## Required actions
1. Reproduce the bayou comments word for word, everything from "seriously, these are" down to "SHAME ON YOU.".
2. Write the next part of the bayou comments, picking up after their last line.

## Source passage
*****


  • Should organize to stop this. Have been riding ant hills since 1994. People who do not frequent this stretch of bayou may not know its beauty or usefulness but will be an irreplaceable loss of being able to enjoy the outdoors in houston if allowed to go forward.

  • A total waste of taxpayers $$$$. Example: the “re-working ” of Brays Bayou in Meyerland. HCFCD screwed up big time. Did the upstream work first.Waited to do the Meyerland section(s) of Brays Bayou until hurricane season.And viola. Harvey struck and flooded all of the equipment and “improvements” into the Ship Channel !!

  • “were built on publicly-owned land without written permission and without compensation to the public”
    .
    seriously, these are fighting words. God forbid residents take it upon themselves to add value to the city and expand on local businesses and tax re-capture for the city. SHAME ON YOU.

  • Terry Hershey is rolling over in her grave.

*****

Dataset entries:

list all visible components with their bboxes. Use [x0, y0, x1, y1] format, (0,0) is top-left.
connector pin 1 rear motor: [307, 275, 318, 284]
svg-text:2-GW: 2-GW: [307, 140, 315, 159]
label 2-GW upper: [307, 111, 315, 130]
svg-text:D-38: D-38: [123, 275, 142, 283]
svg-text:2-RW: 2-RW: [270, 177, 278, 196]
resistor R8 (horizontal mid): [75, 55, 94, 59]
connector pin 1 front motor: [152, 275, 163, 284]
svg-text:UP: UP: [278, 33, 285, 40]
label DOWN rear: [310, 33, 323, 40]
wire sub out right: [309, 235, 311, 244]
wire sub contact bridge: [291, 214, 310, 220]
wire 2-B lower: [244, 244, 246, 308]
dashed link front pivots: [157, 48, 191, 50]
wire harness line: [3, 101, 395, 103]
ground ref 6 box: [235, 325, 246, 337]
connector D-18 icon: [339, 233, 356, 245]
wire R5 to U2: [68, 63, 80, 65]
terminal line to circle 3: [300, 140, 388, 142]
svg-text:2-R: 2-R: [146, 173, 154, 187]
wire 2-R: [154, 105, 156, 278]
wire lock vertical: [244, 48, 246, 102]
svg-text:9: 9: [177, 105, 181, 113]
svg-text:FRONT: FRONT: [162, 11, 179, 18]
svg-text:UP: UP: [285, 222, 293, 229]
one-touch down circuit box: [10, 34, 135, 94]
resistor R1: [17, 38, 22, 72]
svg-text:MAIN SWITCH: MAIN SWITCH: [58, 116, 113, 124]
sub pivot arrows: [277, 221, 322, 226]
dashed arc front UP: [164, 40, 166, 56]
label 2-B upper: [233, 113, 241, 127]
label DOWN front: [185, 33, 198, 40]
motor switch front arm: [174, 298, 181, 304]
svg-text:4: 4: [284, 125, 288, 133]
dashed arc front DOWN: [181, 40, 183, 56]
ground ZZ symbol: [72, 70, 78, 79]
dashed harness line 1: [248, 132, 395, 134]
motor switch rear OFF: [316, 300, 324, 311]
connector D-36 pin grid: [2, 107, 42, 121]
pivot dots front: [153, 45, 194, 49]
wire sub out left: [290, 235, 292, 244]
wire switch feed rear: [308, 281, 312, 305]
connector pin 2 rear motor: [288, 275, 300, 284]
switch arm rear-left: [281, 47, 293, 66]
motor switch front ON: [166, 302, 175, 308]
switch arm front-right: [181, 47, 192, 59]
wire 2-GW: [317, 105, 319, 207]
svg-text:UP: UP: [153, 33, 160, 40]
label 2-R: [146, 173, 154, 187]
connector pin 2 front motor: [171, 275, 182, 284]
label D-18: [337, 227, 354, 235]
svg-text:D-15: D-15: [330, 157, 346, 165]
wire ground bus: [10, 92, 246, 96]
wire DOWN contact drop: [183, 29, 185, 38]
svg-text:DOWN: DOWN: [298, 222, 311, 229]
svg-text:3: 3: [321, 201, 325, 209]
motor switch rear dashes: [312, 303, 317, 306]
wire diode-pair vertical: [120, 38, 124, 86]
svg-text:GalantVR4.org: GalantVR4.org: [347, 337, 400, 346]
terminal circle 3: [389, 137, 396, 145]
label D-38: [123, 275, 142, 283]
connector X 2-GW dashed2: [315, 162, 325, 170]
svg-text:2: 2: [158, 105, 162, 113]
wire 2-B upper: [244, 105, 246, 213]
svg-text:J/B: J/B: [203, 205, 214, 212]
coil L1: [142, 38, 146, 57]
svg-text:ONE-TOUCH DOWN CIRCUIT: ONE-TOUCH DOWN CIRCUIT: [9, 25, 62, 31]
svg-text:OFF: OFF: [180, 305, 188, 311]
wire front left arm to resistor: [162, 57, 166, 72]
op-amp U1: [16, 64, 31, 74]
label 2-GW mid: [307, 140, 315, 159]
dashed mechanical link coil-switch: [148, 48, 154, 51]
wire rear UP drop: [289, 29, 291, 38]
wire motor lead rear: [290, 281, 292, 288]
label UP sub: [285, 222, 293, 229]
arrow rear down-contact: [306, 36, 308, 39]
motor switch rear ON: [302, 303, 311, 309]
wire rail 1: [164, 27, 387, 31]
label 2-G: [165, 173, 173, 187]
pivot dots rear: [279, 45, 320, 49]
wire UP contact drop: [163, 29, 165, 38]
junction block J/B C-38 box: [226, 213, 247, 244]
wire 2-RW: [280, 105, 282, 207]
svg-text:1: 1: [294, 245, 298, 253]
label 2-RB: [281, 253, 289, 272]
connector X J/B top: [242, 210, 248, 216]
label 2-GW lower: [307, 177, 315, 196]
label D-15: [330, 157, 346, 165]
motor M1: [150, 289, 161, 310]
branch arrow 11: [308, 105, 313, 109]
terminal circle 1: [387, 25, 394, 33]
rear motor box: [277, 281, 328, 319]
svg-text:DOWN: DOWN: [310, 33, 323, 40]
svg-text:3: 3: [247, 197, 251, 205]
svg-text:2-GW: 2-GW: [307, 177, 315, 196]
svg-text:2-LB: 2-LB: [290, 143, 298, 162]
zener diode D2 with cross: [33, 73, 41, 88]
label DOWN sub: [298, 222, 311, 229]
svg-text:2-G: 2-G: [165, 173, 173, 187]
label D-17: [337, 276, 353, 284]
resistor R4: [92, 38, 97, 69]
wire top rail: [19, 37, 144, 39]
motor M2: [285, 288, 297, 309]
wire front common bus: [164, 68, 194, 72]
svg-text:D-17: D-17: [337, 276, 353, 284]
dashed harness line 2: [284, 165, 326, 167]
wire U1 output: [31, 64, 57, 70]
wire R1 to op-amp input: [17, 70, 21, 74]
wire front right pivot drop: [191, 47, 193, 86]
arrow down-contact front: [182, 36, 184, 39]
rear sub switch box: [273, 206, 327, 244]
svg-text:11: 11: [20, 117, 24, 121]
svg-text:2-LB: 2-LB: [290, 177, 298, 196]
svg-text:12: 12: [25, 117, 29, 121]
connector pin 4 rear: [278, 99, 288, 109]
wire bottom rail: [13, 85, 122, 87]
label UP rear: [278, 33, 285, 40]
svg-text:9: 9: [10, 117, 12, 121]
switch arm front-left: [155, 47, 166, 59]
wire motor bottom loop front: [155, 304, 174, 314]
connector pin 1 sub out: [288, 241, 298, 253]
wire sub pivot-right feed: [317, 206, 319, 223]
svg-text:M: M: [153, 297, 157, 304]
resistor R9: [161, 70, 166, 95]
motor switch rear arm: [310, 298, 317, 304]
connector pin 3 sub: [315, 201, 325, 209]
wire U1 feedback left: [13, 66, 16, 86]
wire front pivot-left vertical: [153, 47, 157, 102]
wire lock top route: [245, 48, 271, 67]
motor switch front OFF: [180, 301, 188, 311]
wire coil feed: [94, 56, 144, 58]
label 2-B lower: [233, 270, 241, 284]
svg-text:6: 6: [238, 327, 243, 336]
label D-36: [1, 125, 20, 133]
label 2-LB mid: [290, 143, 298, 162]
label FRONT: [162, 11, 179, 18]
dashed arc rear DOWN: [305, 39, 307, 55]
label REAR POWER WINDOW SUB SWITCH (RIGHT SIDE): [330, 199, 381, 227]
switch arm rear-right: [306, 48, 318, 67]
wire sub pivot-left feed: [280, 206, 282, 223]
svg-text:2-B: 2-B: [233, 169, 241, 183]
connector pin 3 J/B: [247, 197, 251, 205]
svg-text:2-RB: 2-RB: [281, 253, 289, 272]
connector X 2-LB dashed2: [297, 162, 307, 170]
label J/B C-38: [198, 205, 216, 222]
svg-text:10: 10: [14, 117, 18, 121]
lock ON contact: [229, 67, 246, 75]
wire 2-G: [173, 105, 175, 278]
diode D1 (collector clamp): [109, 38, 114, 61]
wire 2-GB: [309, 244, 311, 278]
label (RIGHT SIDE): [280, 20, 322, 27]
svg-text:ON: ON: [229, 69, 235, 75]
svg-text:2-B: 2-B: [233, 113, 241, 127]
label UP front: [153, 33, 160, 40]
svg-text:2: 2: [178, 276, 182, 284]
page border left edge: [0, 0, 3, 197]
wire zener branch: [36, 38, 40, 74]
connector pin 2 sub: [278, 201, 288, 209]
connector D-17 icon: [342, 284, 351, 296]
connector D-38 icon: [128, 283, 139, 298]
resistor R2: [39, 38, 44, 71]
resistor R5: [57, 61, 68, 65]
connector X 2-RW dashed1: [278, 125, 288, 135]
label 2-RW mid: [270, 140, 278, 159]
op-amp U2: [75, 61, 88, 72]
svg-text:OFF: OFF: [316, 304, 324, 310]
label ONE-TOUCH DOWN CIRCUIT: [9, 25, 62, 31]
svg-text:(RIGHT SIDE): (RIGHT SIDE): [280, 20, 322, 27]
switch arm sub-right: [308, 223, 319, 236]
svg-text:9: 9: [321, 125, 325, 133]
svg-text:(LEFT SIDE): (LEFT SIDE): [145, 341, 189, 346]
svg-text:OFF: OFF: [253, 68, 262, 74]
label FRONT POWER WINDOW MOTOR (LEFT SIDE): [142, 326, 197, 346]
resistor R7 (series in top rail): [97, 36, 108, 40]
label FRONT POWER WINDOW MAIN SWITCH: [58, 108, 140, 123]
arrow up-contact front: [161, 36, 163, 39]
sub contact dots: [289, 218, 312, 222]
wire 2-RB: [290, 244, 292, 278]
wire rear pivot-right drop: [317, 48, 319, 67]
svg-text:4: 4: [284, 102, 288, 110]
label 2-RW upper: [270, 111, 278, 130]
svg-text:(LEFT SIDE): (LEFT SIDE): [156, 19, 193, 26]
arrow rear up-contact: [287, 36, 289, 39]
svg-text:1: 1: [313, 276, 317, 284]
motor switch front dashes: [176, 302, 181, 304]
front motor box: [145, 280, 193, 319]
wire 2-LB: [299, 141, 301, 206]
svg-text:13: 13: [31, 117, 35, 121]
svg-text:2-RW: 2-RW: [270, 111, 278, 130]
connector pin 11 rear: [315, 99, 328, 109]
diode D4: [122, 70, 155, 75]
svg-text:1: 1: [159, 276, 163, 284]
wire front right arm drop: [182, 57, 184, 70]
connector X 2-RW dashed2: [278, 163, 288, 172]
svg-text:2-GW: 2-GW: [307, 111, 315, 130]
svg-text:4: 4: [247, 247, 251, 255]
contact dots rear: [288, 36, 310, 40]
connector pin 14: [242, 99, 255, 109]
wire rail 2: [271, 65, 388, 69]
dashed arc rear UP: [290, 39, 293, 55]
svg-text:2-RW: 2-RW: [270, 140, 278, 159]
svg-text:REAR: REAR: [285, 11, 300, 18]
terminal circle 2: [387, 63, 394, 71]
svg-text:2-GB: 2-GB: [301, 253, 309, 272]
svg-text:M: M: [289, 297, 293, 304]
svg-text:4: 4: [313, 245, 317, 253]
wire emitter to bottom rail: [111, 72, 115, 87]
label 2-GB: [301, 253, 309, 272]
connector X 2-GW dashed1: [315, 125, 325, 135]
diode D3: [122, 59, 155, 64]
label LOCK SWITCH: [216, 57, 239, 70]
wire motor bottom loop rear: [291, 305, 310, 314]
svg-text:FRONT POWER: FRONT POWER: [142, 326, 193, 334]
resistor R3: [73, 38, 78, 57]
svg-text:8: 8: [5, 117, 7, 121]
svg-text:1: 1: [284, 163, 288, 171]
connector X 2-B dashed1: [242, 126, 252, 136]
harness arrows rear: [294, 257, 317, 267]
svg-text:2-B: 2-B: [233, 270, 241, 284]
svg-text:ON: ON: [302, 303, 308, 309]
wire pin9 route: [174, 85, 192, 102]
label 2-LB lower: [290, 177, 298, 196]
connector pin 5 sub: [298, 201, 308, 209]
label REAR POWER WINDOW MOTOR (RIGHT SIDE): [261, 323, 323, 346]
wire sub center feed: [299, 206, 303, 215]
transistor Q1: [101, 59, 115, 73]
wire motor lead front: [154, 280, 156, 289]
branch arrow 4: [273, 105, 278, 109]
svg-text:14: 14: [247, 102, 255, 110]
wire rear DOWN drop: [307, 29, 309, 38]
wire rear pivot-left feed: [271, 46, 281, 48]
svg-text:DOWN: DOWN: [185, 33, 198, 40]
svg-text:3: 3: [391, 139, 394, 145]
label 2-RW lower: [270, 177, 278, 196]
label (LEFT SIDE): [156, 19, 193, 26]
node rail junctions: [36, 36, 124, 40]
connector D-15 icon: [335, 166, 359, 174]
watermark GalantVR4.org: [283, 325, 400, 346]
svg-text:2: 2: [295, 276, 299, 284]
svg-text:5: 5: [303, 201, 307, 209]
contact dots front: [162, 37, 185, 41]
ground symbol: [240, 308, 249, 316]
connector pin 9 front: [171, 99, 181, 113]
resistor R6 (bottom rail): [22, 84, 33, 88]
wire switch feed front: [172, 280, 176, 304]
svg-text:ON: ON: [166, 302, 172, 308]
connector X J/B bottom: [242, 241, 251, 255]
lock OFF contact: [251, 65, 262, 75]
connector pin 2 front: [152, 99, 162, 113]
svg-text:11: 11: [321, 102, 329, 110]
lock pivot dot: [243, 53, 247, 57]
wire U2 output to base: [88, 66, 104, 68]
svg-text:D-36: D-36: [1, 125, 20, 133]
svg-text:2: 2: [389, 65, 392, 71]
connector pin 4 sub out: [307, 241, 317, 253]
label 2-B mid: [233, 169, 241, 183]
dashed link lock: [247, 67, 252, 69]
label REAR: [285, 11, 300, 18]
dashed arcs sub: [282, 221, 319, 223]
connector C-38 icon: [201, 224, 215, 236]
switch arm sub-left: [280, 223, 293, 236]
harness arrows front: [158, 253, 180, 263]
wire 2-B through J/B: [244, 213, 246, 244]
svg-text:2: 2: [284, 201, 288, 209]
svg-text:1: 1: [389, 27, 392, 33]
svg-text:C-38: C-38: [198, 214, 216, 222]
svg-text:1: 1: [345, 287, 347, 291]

*****

## Numbered answers
1.
seriously, these are fighting words. God forbid residents take it upon themselves to add value to the city and expand on local businesses and tax re-capture for the city. SHAME ON YOU.

2.
  • @Turning_Basin… re organize… what could show people who cannot travel there, or have the time, would be a video… maybe someone reading this with video making/editing skills could make one and share it on the social platforms… including here in Swamplot! :)

    I agree about the beaut;, I recall first seeing it by ‘accident’ years ago, before trails were even put in… when I was in better shape and used to run along the bayou!

  • Lugubrious: ridiculously sorrowful – that one word sums up the collective mental giants “in charge” of this city’s flood control.

    Deepen the freakn reservoirs! period.

  • Probably the best and most accurate description yet of what HCFCD is planning. They’ve called them “detention/retention” ponds over and over. But if they do like they did on the north side, they are actually overflow ponds. They won’t slow water getting into the Bayou, only give it a place to go when the Bayou can’t handle it anymore and it overflows. And remember, the main reason this is being done is so City of Houston can pour more water into the Bayou from future developments. Screw the citizen hikers, bikers, walkers, runners that use that area daily. Screw the wildlife. Screw the local residents who have opposed these plans for years and years. But most of all, screw Terry Hershey who would be having a fit right now if alive.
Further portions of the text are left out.